Wherever a line holds the word "miRanda", copy that line out.

[BEGIN TASK MATERIAL]

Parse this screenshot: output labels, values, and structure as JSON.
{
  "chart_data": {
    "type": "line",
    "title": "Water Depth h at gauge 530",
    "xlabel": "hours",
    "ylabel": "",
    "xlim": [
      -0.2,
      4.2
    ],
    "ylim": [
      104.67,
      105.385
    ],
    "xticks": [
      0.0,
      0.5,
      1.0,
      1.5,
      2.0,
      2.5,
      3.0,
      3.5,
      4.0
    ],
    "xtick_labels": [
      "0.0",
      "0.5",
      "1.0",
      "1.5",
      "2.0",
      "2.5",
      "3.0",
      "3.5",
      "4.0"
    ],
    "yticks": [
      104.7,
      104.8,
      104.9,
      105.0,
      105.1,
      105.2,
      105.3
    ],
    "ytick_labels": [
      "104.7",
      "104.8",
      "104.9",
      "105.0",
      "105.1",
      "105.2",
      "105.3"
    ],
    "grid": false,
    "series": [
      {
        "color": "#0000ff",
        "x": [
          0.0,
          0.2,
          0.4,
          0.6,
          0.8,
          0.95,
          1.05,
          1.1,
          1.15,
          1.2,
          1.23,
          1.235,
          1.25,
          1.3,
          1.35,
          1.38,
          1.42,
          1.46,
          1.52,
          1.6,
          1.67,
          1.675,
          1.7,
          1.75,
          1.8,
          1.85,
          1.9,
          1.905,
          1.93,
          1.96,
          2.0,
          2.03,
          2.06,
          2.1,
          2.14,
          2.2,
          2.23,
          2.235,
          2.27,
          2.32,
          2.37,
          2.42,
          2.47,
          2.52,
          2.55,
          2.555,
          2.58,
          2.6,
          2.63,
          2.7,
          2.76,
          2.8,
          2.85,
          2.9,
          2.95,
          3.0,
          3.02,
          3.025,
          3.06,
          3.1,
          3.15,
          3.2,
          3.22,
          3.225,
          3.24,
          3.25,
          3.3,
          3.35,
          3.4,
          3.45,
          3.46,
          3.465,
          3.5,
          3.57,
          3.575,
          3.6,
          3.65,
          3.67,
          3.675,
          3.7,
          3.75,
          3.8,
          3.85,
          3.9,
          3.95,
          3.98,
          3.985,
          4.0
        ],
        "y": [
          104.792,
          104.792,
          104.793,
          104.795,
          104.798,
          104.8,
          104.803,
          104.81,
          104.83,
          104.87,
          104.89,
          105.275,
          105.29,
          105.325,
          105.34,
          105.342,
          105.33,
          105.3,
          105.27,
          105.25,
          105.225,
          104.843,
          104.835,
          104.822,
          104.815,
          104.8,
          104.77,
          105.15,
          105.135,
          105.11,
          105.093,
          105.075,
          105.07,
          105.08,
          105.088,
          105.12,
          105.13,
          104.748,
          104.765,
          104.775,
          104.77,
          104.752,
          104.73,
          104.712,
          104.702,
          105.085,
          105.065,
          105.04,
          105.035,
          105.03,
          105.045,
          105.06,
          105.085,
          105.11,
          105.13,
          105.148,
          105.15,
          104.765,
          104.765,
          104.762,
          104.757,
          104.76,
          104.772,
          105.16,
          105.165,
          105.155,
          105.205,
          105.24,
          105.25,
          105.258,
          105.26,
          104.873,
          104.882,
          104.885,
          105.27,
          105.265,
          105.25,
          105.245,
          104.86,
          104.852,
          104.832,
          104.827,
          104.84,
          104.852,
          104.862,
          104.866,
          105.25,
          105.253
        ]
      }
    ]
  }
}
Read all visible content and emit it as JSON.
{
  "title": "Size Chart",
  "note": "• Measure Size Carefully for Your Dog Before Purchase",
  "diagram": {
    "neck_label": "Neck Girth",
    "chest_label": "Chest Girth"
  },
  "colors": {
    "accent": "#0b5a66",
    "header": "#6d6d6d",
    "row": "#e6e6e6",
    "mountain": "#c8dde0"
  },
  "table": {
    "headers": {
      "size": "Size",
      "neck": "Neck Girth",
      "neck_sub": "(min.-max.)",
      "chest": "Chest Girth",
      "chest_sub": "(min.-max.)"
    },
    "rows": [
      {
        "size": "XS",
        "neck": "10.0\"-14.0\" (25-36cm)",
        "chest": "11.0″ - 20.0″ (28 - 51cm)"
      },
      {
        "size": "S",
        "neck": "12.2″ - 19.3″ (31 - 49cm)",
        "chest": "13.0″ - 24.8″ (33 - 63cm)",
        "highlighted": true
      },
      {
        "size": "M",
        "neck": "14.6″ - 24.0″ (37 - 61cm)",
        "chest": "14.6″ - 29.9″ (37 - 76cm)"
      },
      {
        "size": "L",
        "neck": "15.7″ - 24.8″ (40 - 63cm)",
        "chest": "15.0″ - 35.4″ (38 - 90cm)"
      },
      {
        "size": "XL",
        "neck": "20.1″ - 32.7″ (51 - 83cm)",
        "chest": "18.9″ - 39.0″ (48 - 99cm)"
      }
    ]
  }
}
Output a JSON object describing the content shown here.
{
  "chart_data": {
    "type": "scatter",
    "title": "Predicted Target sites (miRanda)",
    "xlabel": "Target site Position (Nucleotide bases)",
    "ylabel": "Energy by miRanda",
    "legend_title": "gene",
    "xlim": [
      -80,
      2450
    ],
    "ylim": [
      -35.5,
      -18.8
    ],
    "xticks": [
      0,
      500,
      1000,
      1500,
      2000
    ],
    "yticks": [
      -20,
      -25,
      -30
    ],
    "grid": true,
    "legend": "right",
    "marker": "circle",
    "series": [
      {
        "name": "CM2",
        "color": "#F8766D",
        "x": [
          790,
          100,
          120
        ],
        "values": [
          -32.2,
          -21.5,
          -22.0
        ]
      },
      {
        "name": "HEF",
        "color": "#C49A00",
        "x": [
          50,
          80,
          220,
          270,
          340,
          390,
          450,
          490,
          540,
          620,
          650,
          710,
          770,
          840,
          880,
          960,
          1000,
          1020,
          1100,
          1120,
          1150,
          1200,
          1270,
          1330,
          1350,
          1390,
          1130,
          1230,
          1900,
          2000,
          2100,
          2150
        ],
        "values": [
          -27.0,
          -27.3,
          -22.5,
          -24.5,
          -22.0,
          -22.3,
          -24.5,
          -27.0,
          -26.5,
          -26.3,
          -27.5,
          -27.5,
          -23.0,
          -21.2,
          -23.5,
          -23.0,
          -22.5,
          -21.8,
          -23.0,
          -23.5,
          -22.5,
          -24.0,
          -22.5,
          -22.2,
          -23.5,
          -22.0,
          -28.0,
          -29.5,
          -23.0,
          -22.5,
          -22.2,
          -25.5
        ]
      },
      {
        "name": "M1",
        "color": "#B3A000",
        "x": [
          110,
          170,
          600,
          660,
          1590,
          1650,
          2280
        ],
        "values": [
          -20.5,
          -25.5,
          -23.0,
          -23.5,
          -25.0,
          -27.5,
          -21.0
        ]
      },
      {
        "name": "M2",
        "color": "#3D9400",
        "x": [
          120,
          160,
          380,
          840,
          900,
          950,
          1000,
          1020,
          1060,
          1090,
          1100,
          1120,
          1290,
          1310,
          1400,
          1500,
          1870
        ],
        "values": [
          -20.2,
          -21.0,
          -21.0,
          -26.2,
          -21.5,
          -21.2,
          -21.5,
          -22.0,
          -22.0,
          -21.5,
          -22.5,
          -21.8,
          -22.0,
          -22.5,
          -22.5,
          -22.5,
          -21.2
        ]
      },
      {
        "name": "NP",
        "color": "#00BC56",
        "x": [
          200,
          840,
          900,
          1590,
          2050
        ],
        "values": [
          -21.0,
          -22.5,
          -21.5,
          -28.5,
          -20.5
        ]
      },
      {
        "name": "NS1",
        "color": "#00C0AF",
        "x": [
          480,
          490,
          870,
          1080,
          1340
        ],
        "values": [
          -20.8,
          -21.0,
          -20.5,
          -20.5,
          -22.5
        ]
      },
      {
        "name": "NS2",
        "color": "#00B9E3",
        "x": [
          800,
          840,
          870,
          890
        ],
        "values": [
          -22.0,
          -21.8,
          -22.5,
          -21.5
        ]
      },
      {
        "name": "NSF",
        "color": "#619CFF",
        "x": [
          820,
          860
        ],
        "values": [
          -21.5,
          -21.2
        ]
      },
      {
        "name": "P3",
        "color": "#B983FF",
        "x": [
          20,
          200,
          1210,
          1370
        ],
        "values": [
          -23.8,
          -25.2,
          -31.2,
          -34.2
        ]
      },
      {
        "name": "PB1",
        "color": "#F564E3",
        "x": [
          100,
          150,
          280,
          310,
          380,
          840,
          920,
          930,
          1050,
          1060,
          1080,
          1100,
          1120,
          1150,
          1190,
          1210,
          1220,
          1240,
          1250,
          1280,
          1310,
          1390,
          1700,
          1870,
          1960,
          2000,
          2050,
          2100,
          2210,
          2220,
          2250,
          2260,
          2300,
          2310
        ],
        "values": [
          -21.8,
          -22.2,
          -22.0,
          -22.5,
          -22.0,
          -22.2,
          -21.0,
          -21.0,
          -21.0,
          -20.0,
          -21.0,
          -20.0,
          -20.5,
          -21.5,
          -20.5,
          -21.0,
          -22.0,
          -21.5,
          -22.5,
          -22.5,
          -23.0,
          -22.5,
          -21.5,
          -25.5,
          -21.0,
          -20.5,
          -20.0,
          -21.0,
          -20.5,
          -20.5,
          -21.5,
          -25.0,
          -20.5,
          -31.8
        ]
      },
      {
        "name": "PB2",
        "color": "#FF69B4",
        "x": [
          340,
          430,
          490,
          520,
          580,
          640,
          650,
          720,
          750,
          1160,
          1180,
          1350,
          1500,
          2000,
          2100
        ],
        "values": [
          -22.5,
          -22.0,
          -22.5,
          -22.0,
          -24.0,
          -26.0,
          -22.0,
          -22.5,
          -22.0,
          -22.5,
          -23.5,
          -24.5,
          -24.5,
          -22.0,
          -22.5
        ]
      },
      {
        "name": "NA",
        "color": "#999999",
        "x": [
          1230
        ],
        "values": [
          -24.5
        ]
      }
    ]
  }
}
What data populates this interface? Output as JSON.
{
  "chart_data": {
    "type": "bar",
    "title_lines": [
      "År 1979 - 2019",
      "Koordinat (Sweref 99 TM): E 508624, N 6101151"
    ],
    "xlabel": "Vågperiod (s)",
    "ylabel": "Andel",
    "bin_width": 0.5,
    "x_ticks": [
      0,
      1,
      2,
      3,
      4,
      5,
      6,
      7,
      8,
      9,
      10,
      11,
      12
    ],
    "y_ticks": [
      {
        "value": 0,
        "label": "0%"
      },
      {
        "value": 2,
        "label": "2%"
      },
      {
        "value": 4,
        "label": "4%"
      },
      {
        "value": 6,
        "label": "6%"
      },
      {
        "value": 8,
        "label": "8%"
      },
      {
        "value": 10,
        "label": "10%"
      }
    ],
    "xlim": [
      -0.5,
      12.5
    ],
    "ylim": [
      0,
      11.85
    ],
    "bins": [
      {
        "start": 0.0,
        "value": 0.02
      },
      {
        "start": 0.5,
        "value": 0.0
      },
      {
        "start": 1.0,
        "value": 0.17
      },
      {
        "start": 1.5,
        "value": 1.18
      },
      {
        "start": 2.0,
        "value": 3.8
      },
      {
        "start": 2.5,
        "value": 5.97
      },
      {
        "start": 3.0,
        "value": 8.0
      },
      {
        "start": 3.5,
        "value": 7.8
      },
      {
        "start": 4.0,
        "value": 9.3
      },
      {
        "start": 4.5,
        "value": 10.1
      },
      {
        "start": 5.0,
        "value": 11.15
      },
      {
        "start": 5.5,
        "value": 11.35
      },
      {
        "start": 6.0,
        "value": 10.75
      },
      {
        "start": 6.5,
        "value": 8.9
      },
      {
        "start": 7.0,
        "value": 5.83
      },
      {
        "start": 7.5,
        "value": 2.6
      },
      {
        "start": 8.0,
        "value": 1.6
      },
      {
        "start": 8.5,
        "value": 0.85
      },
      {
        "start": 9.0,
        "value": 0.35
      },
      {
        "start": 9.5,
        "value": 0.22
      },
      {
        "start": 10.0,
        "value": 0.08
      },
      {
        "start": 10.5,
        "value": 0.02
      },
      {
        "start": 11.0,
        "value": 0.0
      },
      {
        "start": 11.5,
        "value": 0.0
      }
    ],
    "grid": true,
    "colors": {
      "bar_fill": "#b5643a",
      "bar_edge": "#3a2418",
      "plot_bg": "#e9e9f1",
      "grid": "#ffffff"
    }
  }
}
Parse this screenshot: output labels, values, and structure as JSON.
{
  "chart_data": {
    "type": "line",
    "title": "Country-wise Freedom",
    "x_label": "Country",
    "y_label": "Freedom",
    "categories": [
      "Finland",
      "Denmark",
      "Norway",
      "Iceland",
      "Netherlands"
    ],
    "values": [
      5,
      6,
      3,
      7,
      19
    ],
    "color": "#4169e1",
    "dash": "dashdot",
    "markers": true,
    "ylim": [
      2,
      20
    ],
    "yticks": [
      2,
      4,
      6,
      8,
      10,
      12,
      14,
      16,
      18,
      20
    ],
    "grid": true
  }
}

[END TASK MATERIAL]

ANSWER FOR THIS EXERCISE -
    "title": "Predicted Target sites (miRanda)",
    "ylabel": "Energy by miRanda",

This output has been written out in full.